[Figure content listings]
● ● ● ● ● ● ●

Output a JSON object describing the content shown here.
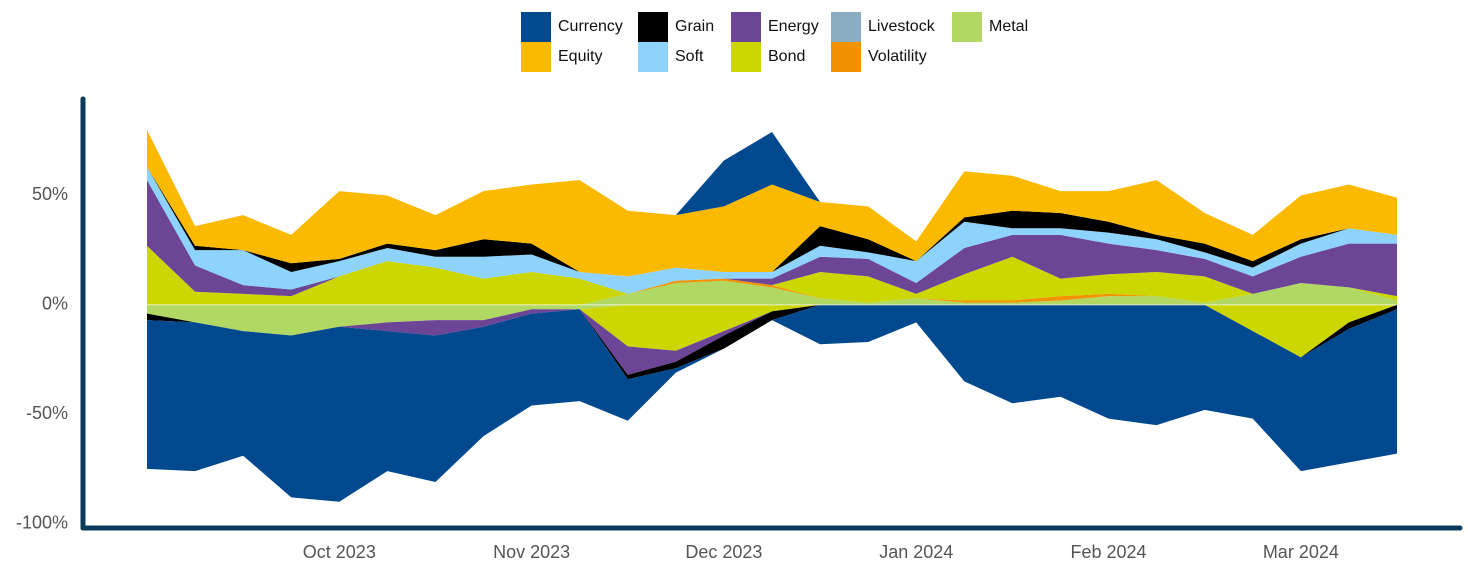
{
  "chart_data": {
    "type": "stacked-area",
    "categories": [
      null,
      null,
      null,
      null,
      "Oct 2023",
      null,
      null,
      null,
      "Nov 2023",
      null,
      null,
      null,
      "Dec 2023",
      null,
      null,
      null,
      "Jan 2024",
      null,
      null,
      null,
      "Feb 2024",
      null,
      null,
      null,
      "Mar 2024",
      null,
      null
    ],
    "series": [
      {
        "name": "Currency",
        "color": "#00498f",
        "values": [
          -68,
          -68,
          -57,
          -74,
          -80,
          -64,
          -67,
          -50,
          -42,
          -42,
          -19,
          -2,
          21,
          24,
          -18,
          -17,
          -8,
          -35,
          -45,
          -42,
          -52,
          -55,
          -48,
          -40,
          -52,
          -61,
          -66
        ]
      },
      {
        "name": "Equity",
        "color": "#fbb900",
        "values": [
          17,
          9,
          16,
          13,
          31,
          22,
          16,
          22,
          27,
          42,
          30,
          24,
          30,
          40,
          11,
          15,
          9,
          21,
          16,
          10,
          14,
          25,
          14,
          12,
          20,
          20,
          17
        ]
      },
      {
        "name": "Grain",
        "color": "#000000",
        "values": [
          -3,
          2,
          0,
          4,
          1,
          2,
          3,
          8,
          5,
          0,
          -2,
          -3,
          -6,
          -4,
          9,
          6,
          0,
          2,
          8,
          7,
          5,
          2,
          4,
          3,
          2,
          -3,
          -2
        ]
      },
      {
        "name": "Soft",
        "color": "#8dd3fb",
        "values": [
          6,
          7,
          16,
          8,
          7,
          6,
          5,
          10,
          8,
          3,
          8,
          6,
          3,
          3,
          5,
          3,
          10,
          12,
          3,
          3,
          5,
          5,
          3,
          4,
          6,
          7,
          4
        ]
      },
      {
        "name": "Energy",
        "color": "#6d4596",
        "values": [
          30,
          12,
          4,
          3,
          0,
          -4,
          -7,
          -3,
          -2,
          0,
          -13,
          -5,
          -2,
          3,
          7,
          8,
          5,
          12,
          10,
          20,
          14,
          10,
          8,
          8,
          12,
          20,
          24
        ]
      },
      {
        "name": "Bond",
        "color": "#ccd600",
        "values": [
          27,
          6,
          5,
          4,
          13,
          20,
          17,
          12,
          15,
          12,
          -19,
          -21,
          -12,
          -3,
          12,
          12,
          2,
          12,
          20,
          8,
          9,
          11,
          12,
          -12,
          -24,
          -8,
          2
        ]
      },
      {
        "name": "Livestock",
        "color": "#8badc2",
        "values": [
          0,
          0,
          0,
          0,
          0,
          0,
          0,
          0,
          0,
          0,
          0,
          0,
          0,
          0,
          0,
          0,
          0,
          0,
          0,
          0,
          0,
          0,
          0,
          0,
          0,
          0,
          0
        ]
      },
      {
        "name": "Volatility",
        "color": "#f39200",
        "values": [
          0,
          0,
          0,
          0,
          0,
          0,
          0,
          0,
          0,
          0,
          0,
          1,
          1,
          1,
          0,
          0,
          0,
          1,
          1,
          2,
          1,
          0,
          0,
          0,
          0,
          0,
          0
        ]
      },
      {
        "name": "Metal",
        "color": "#b0d863",
        "values": [
          -4,
          -8,
          -12,
          -14,
          -10,
          -8,
          -7,
          -7,
          -2,
          -2,
          5,
          10,
          11,
          8,
          3,
          1,
          3,
          1,
          1,
          2,
          4,
          4,
          1,
          5,
          10,
          8,
          2
        ]
      }
    ],
    "ylim": [
      -102,
      95
    ],
    "yticks": [
      {
        "value": -100,
        "label": "-100%"
      },
      {
        "value": -50,
        "label": "-50%"
      },
      {
        "value": 0,
        "label": "0%"
      },
      {
        "value": 50,
        "label": "50%"
      }
    ],
    "grid": false
  }
}
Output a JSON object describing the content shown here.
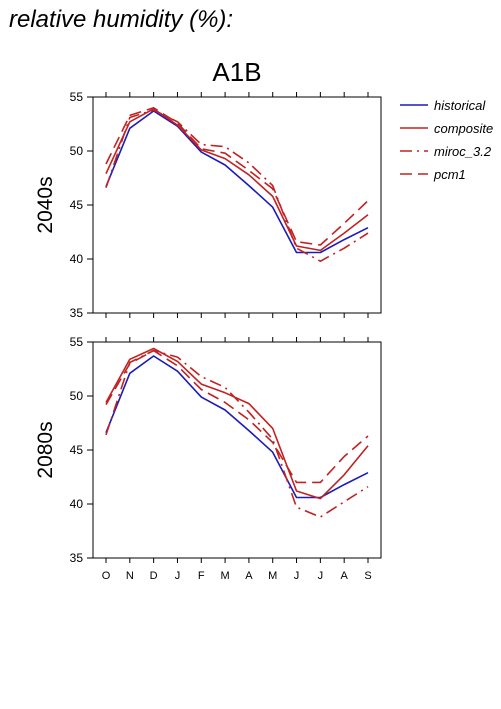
{
  "figure_title": "relative humidity (%):",
  "chart_data": {
    "type": "line",
    "scenario_title": "A1B",
    "categories": [
      "O",
      "N",
      "D",
      "J",
      "F",
      "M",
      "A",
      "M",
      "J",
      "J",
      "A",
      "S"
    ],
    "legend": {
      "placement": "right",
      "entries": [
        {
          "name": "historical",
          "color": "#1c1cb8",
          "dash": "solid"
        },
        {
          "name": "composite",
          "color": "#c02222",
          "dash": "solid"
        },
        {
          "name": "miroc_3.2",
          "color": "#c02222",
          "dash": "dashdot"
        },
        {
          "name": "pcm1",
          "color": "#c02222",
          "dash": "dashed"
        }
      ]
    },
    "panels": [
      {
        "ylabel": "2040s",
        "ylim": [
          35,
          55
        ],
        "yticks": [
          35,
          40,
          45,
          50,
          55
        ],
        "series": [
          {
            "name": "historical",
            "values": [
              46.7,
              52.1,
              53.7,
              52.3,
              49.9,
              48.7,
              46.8,
              44.8,
              40.6,
              40.6,
              41.8,
              42.9
            ]
          },
          {
            "name": "composite",
            "values": [
              47.9,
              52.7,
              53.9,
              52.4,
              50.1,
              49.3,
              47.8,
              45.8,
              41.2,
              40.8,
              42.4,
              44.1
            ]
          },
          {
            "name": "miroc_3.2",
            "values": [
              46.6,
              53.1,
              53.8,
              52.7,
              50.6,
              50.4,
              48.9,
              46.8,
              41.0,
              39.8,
              41.0,
              42.4
            ]
          },
          {
            "name": "pcm1",
            "values": [
              48.8,
              53.3,
              54.0,
              52.6,
              50.2,
              49.8,
              48.2,
              46.5,
              41.6,
              41.3,
              43.3,
              45.4
            ]
          }
        ]
      },
      {
        "ylabel": "2080s",
        "ylim": [
          35,
          55
        ],
        "yticks": [
          35,
          40,
          45,
          50,
          55
        ],
        "xticks_shown": true,
        "series": [
          {
            "name": "historical",
            "values": [
              46.6,
              52.1,
              53.7,
              52.3,
              49.9,
              48.7,
              46.8,
              44.8,
              40.6,
              40.6,
              41.8,
              42.9
            ]
          },
          {
            "name": "composite",
            "values": [
              49.4,
              53.4,
              54.4,
              53.2,
              51.1,
              50.3,
              49.3,
              47.0,
              41.2,
              40.5,
              42.7,
              45.4
            ]
          },
          {
            "name": "miroc_3.2",
            "values": [
              46.4,
              53.1,
              54.2,
              53.6,
              51.8,
              50.8,
              48.5,
              46.0,
              39.7,
              38.8,
              40.2,
              41.6
            ]
          },
          {
            "name": "pcm1",
            "values": [
              49.2,
              53.0,
              54.2,
              52.8,
              50.6,
              49.4,
              47.8,
              45.7,
              42.0,
              42.0,
              44.4,
              46.3
            ]
          }
        ]
      }
    ]
  }
}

● ● ● ● ● ● ●

◆ **Work to complete**
Quote the records above in full, dropping each picture.

◆ **Task response**
Output a JSON object describing the content shown here.
{
  "chart_data": {
    "type": "stacked-area",
    "categories": [
      null,
      null,
      null,
      null,
      "Oct 2023",
      null,
      null,
      null,
      "Nov 2023",
      null,
      null,
      null,
      "Dec 2023",
      null,
      null,
      null,
      "Jan 2024",
      null,
      null,
      null,
      "Feb 2024",
      null,
      null,
      null,
      "Mar 2024",
      null,
      null
    ],
    "series": [
      {
        "name": "Currency",
        "color": "#00498f",
        "values": [
          -68,
          -68,
          -57,
          -74,
          -80,
          -64,
          -67,
          -50,
          -42,
          -42,
          -19,
          -2,
          21,
          24,
          -18,
          -17,
          -8,
          -35,
          -45,
          -42,
          -52,
          -55,
          -48,
          -40,
          -52,
          -61,
          -66
        ]
      },
      {
        "name": "Equity",
        "color": "#fbb900",
        "values": [
          17,
          9,
          16,
          13,
          31,
          22,
          16,
          22,
          27,
          42,
          30,
          24,
          30,
          40,
          11,
          15,
          9,
          21,
          16,
          10,
          14,
          25,
          14,
          12,
          20,
          20,
          17
        ]
      },
      {
        "name": "Grain",
        "color": "#000000",
        "values": [
          -3,
          2,
          0,
          4,
          1,
          2,
          3,
          8,
          5,
          0,
          -2,
          -3,
          -6,
          -4,
          9,
          6,
          0,
          2,
          8,
          7,
          5,
          2,
          4,
          3,
          2,
          -3,
          -2
        ]
      },
      {
        "name": "Soft",
        "color": "#8dd3fb",
        "values": [
          6,
          7,
          16,
          8,
          7,
          6,
          5,
          10,
          8,
          3,
          8,
          6,
          3,
          3,
          5,
          3,
          10,
          12,
          3,
          3,
          5,
          5,
          3,
          4,
          6,
          7,
          4
        ]
      },
      {
        "name": "Energy",
        "color": "#6d4596",
        "values": [
          30,
          12,
          4,
          3,
          0,
          -4,
          -7,
          -3,
          -2,
          0,
          -13,
          -5,
          -2,
          3,
          7,
          8,
          5,
          12,
          10,
          20,
          14,
          10,
          8,
          8,
          12,
          20,
          24
        ]
      },
      {
        "name": "Bond",
        "color": "#ccd600",
        "values": [
          27,
          6,
          5,
          4,
          13,
          20,
          17,
          12,
          15,
          12,
          -19,
          -21,
          -12,
          -3,
          12,
          12,
          2,
          12,
          20,
          8,
          9,
          11,
          12,
          -12,
          -24,
          -8,
          2
        ]
      },
      {
        "name": "Livestock",
        "color": "#8badc2",
        "values": [
          0,
          0,
          0,
          0,
          0,
          0,
          0,
          0,
          0,
          0,
          0,
          0,
          0,
          0,
          0,
          0,
          0,
          0,
          0,
          0,
          0,
          0,
          0,
          0,
          0,
          0,
          0
        ]
      },
      {
        "name": "Volatility",
        "color": "#f39200",
        "values": [
          0,
          0,
          0,
          0,
          0,
          0,
          0,
          0,
          0,
          0,
          0,
          1,
          1,
          1,
          0,
          0,
          0,
          1,
          1,
          2,
          1,
          0,
          0,
          0,
          0,
          0,
          0
        ]
      },
      {
        "name": "Metal",
        "color": "#b0d863",
        "values": [
          -4,
          -8,
          -12,
          -14,
          -10,
          -8,
          -7,
          -7,
          -2,
          -2,
          5,
          10,
          11,
          8,
          3,
          1,
          3,
          1,
          1,
          2,
          4,
          4,
          1,
          5,
          10,
          8,
          2
        ]
      }
    ],
    "ylim": [
      -102,
      95
    ],
    "yticks": [
      {
        "value": -100,
        "label": "-100%"
      },
      {
        "value": -50,
        "label": "-50%"
      },
      {
        "value": 0,
        "label": "0%"
      },
      {
        "value": 50,
        "label": "50%"
      }
    ],
    "grid": false
  }
}
Output a JSON object describing the content shown here.
{
  "figure_title": "relative humidity (%):",
  "chart_data": {
    "type": "line",
    "scenario_title": "A1B",
    "categories": [
      "O",
      "N",
      "D",
      "J",
      "F",
      "M",
      "A",
      "M",
      "J",
      "J",
      "A",
      "S"
    ],
    "legend": {
      "placement": "right",
      "entries": [
        {
          "name": "historical",
          "color": "#1c1cb8",
          "dash": "solid"
        },
        {
          "name": "composite",
          "color": "#c02222",
          "dash": "solid"
        },
        {
          "name": "miroc_3.2",
          "color": "#c02222",
          "dash": "dashdot"
        },
        {
          "name": "pcm1",
          "color": "#c02222",
          "dash": "dashed"
        }
      ]
    },
    "panels": [
      {
        "ylabel": "2040s",
        "ylim": [
          35,
          55
        ],
        "yticks": [
          35,
          40,
          45,
          50,
          55
        ],
        "series": [
          {
            "name": "historical",
            "values": [
              46.7,
              52.1,
              53.7,
              52.3,
              49.9,
              48.7,
              46.8,
              44.8,
              40.6,
              40.6,
              41.8,
              42.9
            ]
          },
          {
            "name": "composite",
            "values": [
              47.9,
              52.7,
              53.9,
              52.4,
              50.1,
              49.3,
              47.8,
              45.8,
              41.2,
              40.8,
              42.4,
              44.1
            ]
          },
          {
            "name": "miroc_3.2",
            "values": [
              46.6,
              53.1,
              53.8,
              52.7,
              50.6,
              50.4,
              48.9,
              46.8,
              41.0,
              39.8,
              41.0,
              42.4
            ]
          },
          {
            "name": "pcm1",
            "values": [
              48.8,
              53.3,
              54.0,
              52.6,
              50.2,
              49.8,
              48.2,
              46.5,
              41.6,
              41.3,
              43.3,
              45.4
            ]
          }
        ]
      },
      {
        "ylabel": "2080s",
        "ylim": [
          35,
          55
        ],
        "yticks": [
          35,
          40,
          45,
          50,
          55
        ],
        "xticks_shown": true,
        "series": [
          {
            "name": "historical",
            "values": [
              46.6,
              52.1,
              53.7,
              52.3,
              49.9,
              48.7,
              46.8,
              44.8,
              40.6,
              40.6,
              41.8,
              42.9
            ]
          },
          {
            "name": "composite",
            "values": [
              49.4,
              53.4,
              54.4,
              53.2,
              51.1,
              50.3,
              49.3,
              47.0,
              41.2,
              40.5,
              42.7,
              45.4
            ]
          },
          {
            "name": "miroc_3.2",
            "values": [
              46.4,
              53.1,
              54.2,
              53.6,
              51.8,
              50.8,
              48.5,
              46.0,
              39.7,
              38.8,
              40.2,
              41.6
            ]
          },
          {
            "name": "pcm1",
            "values": [
              49.2,
              53.0,
              54.2,
              52.8,
              50.6,
              49.4,
              47.8,
              45.7,
              42.0,
              42.0,
              44.4,
              46.3
            ]
          }
        ]
      }
    ]
  }
}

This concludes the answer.